→ Written request: Gather all lines with "Task" from the records.

→ Entries:
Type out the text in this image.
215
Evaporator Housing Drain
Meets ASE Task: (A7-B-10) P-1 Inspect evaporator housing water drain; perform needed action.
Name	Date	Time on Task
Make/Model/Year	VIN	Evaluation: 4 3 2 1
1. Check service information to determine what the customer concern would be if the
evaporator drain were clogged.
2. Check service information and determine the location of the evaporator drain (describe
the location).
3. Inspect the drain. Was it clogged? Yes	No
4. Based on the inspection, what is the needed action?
* * *
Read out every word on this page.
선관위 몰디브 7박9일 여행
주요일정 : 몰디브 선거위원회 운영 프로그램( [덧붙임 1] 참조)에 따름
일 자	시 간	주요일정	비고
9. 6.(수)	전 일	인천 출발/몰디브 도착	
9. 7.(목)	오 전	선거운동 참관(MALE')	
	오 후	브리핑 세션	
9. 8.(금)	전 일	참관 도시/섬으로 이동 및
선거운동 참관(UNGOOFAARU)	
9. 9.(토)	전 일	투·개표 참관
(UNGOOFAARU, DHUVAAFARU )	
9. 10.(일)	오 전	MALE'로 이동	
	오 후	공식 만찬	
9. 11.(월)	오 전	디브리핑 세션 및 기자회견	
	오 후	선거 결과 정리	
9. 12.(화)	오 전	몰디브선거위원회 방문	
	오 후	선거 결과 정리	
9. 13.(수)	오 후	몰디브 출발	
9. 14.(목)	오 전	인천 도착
* * *
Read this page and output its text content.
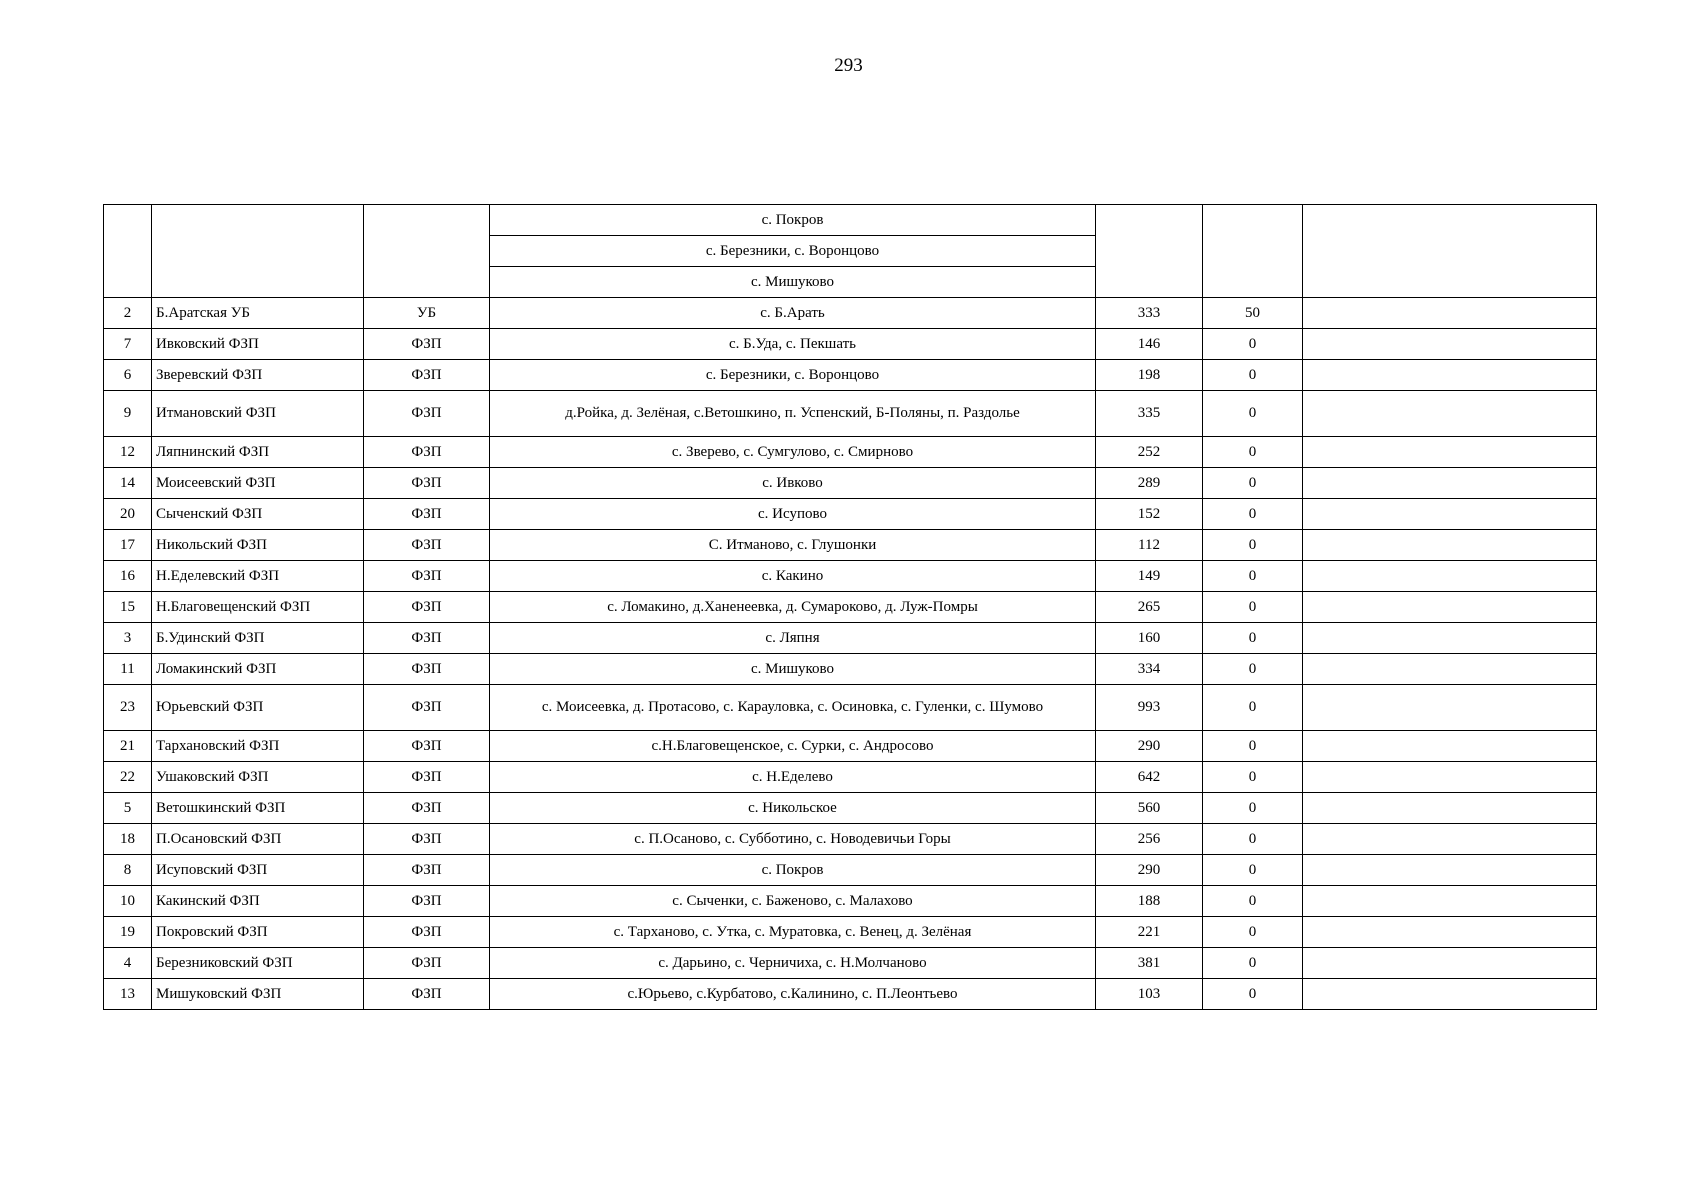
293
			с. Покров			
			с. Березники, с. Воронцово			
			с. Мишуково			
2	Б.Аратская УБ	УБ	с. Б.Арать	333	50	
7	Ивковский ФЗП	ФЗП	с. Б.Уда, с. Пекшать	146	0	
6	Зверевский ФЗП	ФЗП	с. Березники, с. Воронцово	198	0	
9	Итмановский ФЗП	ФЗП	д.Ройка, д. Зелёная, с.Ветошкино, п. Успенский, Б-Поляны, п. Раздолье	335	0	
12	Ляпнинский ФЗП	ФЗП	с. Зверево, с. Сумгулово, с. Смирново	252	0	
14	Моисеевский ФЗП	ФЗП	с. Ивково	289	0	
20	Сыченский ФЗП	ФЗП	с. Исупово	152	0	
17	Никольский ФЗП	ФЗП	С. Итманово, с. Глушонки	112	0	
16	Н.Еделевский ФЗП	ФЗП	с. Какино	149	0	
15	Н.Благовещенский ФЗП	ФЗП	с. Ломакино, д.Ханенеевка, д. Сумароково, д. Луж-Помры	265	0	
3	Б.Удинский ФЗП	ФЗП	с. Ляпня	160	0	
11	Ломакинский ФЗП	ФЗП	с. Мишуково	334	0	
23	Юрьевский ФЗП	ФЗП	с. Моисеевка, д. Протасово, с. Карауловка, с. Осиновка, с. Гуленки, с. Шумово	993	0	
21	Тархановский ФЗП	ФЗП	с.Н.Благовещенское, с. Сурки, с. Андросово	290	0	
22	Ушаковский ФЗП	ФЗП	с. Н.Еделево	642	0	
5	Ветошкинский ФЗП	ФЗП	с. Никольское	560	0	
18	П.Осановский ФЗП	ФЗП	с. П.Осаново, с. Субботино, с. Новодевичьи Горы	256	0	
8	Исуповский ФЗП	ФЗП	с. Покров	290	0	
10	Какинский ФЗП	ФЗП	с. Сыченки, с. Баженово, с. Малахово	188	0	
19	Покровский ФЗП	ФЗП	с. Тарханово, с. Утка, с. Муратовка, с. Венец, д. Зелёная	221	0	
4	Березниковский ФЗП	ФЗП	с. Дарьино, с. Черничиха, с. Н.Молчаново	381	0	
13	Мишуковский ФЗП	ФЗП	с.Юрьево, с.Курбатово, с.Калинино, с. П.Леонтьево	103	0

→ Solved problem:
Meets ASE Task: (A7-B-10) P-1 Inspect evaporator housing water drain; perform needed action.
Name	Date	Time on Task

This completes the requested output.